» **Descrição da tarefa**: Prossiga o texto sobre as funções dos peroxissomas a partir da última linha apresentada.

═══ Texto para análise ═══

Os peroxissomas possuem também um importante papel noutros processos metabólicos, como por exemplo, a biossíntese de lípidos, α-oxidação de ácidos gordos, regulação da razão Acil-CoA/CoA, metabolismo de aminoácidos/proteínas e biossíntese de glicerol. Novas funções foram descobertas nos últimos anos, como a produção de feromonas e o metabolismo de poliaminas. Na tabela 1 é apresentada uma compilação de algumas funções dos peroxissomas.

Tabela 1 – Funções peroxissomais

Funções clássicas
Metabolismo do peróxido de hidrogénio (catalase e oxidases que geram H2O2), metabolismo de ROS/NOS
Biossíntese de lípidos (fosfolípido éter/plasmalogénio, ácidos biliares, colesterol e dolicol, alongamento dos ácidos gordos)
β-oxidação de ácidos gordos (ácidos gordos de cadeia muito longa (VLCFA), ácidos dicarboxílicos, ácidos gordos de cadeia ramificada, ácidos gordos insaturados, metabolismo do ácido araquidónico e compostos xenobióticos)
α-oxidação de ácidos gordos (ácido fítico, compostos xenobióticos)
Ativação de ácidos gordos de cadeia longa/muito longa
Regulação da razão Acil-CoA /CoA
Metabolismo de proteínas/aminoácidos (biossíntese de cisteína e assimilação de enxofre, degradação do ácido aminado, metabolismo de L-lisina, degradação de poliamidas, proteases, transaminases)
Metabolismo de nicotinamida e nicotinato
Metabolismo de retinóide
Catabolismo das purinas
Biossíntese de glicerol
Biossíntese de ácido biliar
Detoxificação do glioxilato e metabolismo do dicarboxilato
Via hexose-monofosfato
Novas funções
Síntese de jasmonato (plantas)
Síntese de auxinas (plantas)
Produção de feromonas (animais)
Biossíntese de isoprenóides (plantas, animais)
Síntese de biotina (plantas, fungos)
Síntese de toxinas (fungos)
Metabolismo de poliaminas (plantas, animais e fungos)
Biossíntese de filoquinona (vitamina K1) (plantas)
Síntese de glicina betaína (plantas)
Defesa imune inata em infecções virais (animais)
Biossíntese de âncora GPI (animais)
Sinalização (H2O2) em neurónios do hipocampo (animais)

═══ Dados fornecidos ═══

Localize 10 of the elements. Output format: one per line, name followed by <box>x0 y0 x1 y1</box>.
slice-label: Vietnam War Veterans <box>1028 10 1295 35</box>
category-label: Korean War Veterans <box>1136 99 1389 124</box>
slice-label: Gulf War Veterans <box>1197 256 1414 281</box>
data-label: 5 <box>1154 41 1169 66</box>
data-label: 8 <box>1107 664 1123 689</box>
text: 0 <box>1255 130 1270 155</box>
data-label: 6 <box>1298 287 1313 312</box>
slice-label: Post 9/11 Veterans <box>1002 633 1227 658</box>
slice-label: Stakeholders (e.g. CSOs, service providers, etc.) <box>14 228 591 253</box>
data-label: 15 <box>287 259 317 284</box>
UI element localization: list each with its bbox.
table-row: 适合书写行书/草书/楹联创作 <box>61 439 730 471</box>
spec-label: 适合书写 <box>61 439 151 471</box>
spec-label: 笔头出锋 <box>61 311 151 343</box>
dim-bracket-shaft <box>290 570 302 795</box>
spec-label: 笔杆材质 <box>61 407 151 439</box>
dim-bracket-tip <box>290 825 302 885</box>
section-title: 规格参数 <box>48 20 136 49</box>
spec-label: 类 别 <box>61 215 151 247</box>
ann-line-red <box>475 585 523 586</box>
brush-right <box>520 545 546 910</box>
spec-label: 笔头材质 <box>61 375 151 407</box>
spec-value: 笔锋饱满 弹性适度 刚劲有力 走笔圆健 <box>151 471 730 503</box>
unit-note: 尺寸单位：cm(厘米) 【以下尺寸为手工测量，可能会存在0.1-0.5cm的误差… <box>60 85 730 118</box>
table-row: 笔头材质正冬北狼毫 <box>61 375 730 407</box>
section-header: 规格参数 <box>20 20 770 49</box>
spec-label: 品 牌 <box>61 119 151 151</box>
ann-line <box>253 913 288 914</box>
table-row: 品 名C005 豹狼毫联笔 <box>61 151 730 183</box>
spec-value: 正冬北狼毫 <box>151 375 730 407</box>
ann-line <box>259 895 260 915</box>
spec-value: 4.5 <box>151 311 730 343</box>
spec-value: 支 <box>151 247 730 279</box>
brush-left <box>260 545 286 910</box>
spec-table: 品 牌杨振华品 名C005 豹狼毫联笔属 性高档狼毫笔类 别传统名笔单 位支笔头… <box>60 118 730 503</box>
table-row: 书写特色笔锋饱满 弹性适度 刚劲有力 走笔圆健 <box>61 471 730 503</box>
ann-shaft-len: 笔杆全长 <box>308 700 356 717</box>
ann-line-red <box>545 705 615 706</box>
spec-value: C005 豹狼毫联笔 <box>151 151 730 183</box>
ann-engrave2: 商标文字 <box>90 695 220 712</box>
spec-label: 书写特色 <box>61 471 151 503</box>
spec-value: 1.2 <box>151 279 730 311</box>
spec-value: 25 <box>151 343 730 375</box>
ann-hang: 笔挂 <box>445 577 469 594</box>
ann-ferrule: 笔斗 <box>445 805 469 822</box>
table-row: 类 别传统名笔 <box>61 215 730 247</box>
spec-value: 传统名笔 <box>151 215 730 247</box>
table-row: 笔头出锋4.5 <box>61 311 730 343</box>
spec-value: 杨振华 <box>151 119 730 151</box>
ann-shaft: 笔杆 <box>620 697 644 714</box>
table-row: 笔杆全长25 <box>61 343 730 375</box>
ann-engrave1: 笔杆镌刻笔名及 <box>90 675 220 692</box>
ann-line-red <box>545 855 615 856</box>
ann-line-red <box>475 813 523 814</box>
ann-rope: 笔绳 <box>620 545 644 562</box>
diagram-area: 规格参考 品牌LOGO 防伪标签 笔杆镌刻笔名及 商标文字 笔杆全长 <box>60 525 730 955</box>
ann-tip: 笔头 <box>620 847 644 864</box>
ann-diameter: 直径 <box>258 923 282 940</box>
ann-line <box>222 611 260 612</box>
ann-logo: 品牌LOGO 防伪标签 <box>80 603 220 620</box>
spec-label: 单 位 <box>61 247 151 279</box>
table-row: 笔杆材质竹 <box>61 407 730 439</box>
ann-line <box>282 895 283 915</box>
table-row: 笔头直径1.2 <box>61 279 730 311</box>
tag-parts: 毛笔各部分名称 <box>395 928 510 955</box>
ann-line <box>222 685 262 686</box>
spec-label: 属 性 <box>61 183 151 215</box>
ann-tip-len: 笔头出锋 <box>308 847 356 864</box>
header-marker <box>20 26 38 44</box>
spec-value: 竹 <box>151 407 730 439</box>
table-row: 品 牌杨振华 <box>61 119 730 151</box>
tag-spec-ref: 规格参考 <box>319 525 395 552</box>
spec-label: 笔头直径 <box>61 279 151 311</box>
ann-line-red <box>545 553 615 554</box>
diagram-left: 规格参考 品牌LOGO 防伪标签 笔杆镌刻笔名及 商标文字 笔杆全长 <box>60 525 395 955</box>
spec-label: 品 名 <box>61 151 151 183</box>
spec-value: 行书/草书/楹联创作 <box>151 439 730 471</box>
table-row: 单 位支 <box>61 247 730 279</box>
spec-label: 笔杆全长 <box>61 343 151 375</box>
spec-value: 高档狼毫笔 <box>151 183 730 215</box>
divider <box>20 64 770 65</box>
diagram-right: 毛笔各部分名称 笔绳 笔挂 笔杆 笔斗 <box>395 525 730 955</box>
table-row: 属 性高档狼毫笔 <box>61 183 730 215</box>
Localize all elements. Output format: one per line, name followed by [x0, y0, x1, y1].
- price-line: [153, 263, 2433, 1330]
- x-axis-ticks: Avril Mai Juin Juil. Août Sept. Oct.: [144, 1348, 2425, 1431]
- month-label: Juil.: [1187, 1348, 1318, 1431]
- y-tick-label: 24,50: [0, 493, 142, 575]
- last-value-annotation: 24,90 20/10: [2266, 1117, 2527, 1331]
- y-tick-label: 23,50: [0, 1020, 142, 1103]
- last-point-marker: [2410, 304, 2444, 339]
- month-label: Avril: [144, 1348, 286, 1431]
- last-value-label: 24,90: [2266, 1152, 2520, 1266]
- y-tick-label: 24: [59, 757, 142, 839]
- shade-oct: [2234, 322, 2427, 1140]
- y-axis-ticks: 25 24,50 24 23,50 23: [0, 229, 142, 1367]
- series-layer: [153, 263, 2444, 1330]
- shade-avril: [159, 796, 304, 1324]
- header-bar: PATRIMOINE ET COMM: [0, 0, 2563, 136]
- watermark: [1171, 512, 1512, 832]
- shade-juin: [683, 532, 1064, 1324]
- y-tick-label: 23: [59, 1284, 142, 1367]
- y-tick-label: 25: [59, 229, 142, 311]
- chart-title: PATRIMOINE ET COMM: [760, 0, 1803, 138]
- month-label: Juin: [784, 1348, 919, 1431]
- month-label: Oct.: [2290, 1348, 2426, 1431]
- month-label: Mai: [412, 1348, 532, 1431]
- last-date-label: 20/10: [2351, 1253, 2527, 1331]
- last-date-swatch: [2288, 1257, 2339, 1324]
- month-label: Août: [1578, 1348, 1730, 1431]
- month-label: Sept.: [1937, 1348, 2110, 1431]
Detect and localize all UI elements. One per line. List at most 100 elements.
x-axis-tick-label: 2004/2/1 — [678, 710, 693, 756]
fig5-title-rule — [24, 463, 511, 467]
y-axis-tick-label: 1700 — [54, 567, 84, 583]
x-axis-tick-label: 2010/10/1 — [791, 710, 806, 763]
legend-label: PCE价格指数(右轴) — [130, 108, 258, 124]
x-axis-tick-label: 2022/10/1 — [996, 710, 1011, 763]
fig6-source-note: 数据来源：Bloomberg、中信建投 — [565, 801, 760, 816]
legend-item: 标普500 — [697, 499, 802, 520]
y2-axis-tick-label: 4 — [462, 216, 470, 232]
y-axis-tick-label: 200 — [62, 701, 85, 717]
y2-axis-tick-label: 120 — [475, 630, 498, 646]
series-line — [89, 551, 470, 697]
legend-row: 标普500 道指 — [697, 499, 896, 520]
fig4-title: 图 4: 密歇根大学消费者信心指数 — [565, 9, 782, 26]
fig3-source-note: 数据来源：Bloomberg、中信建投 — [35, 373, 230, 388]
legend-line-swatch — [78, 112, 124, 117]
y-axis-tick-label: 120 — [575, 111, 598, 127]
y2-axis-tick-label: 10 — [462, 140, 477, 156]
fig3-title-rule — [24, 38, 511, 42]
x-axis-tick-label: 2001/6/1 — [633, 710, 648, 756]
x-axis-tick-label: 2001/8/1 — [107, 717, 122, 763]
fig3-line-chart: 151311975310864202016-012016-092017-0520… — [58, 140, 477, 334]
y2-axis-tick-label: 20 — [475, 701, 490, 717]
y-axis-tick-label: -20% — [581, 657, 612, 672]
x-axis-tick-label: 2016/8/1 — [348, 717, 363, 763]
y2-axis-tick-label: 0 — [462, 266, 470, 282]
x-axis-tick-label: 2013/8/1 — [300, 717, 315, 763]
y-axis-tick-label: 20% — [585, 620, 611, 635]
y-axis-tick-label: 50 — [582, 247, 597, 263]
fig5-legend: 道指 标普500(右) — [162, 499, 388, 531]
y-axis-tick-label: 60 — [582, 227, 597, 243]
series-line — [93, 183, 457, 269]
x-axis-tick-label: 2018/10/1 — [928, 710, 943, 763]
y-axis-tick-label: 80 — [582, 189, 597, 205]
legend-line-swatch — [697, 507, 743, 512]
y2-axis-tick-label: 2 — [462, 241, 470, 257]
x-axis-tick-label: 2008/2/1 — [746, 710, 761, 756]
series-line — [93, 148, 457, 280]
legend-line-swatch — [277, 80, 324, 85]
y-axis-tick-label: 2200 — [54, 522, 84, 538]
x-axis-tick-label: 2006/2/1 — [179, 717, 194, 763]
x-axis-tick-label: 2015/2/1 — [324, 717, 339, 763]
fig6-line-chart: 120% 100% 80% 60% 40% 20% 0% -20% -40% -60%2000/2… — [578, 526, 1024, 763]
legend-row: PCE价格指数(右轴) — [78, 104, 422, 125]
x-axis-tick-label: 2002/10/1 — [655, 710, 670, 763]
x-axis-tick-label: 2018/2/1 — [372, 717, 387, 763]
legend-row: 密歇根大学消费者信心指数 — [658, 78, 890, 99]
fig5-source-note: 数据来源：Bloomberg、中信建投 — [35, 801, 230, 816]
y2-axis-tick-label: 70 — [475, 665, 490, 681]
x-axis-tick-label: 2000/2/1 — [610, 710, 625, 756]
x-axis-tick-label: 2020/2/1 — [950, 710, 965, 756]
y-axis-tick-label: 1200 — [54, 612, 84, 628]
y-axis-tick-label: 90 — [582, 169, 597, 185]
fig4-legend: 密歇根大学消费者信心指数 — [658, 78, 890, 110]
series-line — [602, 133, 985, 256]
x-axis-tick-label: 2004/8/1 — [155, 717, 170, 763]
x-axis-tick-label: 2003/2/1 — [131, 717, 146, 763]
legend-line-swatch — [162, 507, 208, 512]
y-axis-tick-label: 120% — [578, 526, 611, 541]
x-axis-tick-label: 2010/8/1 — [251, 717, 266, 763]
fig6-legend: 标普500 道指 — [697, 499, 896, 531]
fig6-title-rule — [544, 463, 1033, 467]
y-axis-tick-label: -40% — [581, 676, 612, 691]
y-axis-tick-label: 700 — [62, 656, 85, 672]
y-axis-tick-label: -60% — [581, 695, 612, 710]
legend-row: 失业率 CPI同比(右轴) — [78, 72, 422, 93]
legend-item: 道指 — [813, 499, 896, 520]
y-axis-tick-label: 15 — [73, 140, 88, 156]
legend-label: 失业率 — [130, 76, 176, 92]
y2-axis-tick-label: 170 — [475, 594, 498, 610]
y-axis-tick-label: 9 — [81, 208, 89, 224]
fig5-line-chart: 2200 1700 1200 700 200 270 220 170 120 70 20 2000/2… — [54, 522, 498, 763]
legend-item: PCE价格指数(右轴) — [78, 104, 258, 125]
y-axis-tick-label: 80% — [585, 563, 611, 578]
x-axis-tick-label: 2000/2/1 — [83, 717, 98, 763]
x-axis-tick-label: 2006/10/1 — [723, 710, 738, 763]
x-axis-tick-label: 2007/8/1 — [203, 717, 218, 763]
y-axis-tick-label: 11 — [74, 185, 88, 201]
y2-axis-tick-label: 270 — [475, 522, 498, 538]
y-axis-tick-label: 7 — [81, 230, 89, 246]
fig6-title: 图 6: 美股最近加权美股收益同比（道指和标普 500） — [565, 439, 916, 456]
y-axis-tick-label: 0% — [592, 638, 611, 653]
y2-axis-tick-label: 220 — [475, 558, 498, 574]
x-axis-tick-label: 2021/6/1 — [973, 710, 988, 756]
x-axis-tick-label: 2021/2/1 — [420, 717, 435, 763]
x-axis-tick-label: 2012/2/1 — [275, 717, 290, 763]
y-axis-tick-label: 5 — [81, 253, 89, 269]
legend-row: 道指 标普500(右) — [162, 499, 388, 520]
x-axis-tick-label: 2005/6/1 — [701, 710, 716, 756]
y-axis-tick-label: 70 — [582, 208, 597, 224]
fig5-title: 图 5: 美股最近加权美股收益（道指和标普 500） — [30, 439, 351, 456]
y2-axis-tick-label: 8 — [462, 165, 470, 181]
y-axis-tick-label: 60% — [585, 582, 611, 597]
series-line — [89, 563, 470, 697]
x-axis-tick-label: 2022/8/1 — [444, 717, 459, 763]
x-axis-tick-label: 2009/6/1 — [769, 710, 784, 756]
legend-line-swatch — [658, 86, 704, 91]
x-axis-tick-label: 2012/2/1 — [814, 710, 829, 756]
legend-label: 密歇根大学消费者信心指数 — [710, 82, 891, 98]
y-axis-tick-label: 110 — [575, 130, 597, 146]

═══

» **Caixa de resposta**:
Doenças peroxissomais

Existem muitas desordens associadas aos peroxissomas, e muitas vezes uma simples alteração num gene pode conduzir a uma severa doença, por vezes mesmo letal. As desordens peroxissomais são geralmente classificadas em dois grupos:

(1) Doenças da Biogénese Peroxissomal (DBPs) – grupo de desordens cerebrais de desenvolvimento com uma prevalência de 1:50000 e que geralmente conduzem à morte durante a infância. Estas doenças são causadas por mutações nos genes PEX que codificam peroxinas, proteínas necessárias para a biogénese dos peroxissomas e para a importação de proteínas da matriz e da membrana peroxissomal. Consequentemente, os peroxissomas podem estar completamente ausentes devido a um defeito na sua formação ou estarem presentes como compartimentos membranares vazios (“ghosts”) devido a defeitos na maquinaria de importação das enzimas peroxissomais. Este grupo de doenças inclui o espectro Zellweger que engloba o Síndrome de Zellweger (SZ), a Adrenoleucodistrofia Neonatal (ALDN) e a Doença de Refsum Infantil (DRI); e o espectro CDPR do tipo I que engloba a Condrodisplasia Rizomélica Punctata do tipo I (CDPR).

(2) Doenças peroxissomais com alterações funcionais numa única enzima – baseadas na ocorrência de mutações num único gene que vão consequentemente afetar a atividade e/ou localização da proteína peroxissomal correspondente, sendo que apenas uma função metabólica vai ser comprometida. Como tal este grupo de doenças está associado à acumulação de substratos tóxicos ou à escassez de produtos peroxissomais. Podem ser subdivididas em distintos subgrupos em função da via metabólica peroxissomal afetada: biossíntese de fosfolípido éter (plasmalogénio), β-oxidação de ácidos gordos, α-oxidação peroxissomal, detoxificação do glioxilato e metabolismo do H2O2.